Texto extraído:
╔══
Vale más que se muera1

Publicado el 10 de marzo de 2020


Luis de la Barreda Solórzano

Investigador del Instituto de Investigaciones Jurídicas, UNAM,
email lbarreda@unam.mx

Son muchísimos más, en cualquier parte del mundo, los hombres asesinados que las mujeres que corren la misma suerte. Siempre ha sido así. Ya lo sabemos: se mata por todo y por nada: por codicia, por odio, por ira, por fanatismo, por celos, por machismo, por un estúpido incidente de tránsito, por una causa noble (¡agggh!). Y se mata a muchos más hombres que a mujeres. Pero, a diferencia de los homicidios de los hombres, en los de mujeres, en muchos casos, el hecho de que lo sean, es decir, su sexo, juega un papel decisivo.

Lo anterior no significa que los asesinos de mujeres vayan buscándolas en la calle, en el transporte, en otros sitios públicos para matarlas (salvo si se trata de asesinos seriales que eligen como víctimas a miembros del sexo femenino). No, lo que sucede es que numerosos hombres ejercen control sobre el comportamiento de “sus” mujeres y no son pocos los que hacen de su afán de control una verdadera obsesión que llega a atormentarlos y a convertirlos en atormentadores.
╚══
Datos sin procesar:
╔══
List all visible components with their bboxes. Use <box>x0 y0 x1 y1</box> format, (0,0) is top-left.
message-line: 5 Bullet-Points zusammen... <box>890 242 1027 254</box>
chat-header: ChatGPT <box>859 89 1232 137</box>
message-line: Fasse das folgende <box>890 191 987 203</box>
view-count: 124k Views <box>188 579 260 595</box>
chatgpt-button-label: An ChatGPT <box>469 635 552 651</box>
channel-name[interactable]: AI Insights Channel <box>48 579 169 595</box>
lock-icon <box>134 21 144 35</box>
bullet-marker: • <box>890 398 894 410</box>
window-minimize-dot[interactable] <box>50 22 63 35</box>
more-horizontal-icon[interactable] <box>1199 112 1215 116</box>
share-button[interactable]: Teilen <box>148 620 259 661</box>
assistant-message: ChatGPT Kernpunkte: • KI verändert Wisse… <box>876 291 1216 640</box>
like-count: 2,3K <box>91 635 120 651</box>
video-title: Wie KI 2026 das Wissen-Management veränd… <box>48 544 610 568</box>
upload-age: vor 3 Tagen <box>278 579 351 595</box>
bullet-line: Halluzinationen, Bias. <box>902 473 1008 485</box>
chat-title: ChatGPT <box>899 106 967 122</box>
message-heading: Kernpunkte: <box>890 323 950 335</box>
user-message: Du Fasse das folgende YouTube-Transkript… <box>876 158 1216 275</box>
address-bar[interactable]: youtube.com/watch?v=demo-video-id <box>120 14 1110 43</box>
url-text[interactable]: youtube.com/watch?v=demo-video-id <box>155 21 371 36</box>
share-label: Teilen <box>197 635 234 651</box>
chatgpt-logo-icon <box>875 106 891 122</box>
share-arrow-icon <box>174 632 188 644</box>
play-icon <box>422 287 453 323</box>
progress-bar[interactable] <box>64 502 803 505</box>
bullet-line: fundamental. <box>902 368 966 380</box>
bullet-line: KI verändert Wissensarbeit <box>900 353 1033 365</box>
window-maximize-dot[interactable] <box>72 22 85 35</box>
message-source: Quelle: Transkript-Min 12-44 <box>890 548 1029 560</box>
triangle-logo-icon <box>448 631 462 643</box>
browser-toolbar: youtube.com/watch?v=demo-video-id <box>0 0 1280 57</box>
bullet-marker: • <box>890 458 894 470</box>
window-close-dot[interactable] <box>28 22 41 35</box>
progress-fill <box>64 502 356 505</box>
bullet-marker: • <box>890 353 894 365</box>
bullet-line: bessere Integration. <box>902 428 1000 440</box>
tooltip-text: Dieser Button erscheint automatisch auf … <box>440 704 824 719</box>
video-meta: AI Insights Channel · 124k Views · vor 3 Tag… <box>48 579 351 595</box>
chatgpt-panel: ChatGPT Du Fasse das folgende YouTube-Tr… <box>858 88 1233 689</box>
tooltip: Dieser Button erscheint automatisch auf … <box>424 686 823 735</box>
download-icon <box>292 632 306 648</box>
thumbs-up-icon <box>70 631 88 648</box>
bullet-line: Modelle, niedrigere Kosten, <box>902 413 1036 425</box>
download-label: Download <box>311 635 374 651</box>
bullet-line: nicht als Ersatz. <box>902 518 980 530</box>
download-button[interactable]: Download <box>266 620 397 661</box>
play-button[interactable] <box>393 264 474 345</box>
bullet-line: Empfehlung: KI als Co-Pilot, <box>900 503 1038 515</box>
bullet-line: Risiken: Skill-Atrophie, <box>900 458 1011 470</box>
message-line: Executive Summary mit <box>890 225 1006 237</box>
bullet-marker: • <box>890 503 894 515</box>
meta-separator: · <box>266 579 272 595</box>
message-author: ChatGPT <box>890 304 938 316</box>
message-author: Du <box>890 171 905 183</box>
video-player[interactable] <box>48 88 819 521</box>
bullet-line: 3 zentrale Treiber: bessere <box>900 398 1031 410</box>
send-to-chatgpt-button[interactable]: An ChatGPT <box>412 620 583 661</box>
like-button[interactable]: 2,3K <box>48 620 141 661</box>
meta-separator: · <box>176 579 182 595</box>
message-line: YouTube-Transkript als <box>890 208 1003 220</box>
╚══
Enunciado:
Según el artículo sobre el asesinato de mujeres, ¿qué papel juega el sexo de la víctima en muchos de los homicidios de mujeres?

Respuesta:
En muchos casos juega un papel decisivo.